/---

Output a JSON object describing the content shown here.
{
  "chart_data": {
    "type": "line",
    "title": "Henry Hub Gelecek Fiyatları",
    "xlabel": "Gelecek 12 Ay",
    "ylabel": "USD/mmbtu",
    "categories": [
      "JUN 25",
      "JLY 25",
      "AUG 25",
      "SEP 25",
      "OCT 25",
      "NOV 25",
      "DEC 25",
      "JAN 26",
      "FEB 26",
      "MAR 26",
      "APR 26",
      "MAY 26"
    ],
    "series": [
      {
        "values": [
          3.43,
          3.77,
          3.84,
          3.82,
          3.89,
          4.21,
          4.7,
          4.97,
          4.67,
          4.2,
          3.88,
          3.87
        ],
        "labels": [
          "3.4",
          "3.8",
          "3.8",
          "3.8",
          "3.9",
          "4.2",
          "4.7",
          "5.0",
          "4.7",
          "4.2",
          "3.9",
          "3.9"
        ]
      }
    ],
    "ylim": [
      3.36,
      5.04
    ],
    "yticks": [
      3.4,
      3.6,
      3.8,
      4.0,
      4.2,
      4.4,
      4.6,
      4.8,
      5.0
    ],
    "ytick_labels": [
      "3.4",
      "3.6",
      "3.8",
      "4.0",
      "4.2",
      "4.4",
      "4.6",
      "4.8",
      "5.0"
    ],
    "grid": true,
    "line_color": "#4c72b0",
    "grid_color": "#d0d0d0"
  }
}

\---

YOUR GOAL:
List every line above that holds the word "Gelecek".

SOLUTION TO THE EXERCISE:
    "title": "Henry Hub Gelecek Fiyatları",
    "xlabel": "Gelecek 12 Ay",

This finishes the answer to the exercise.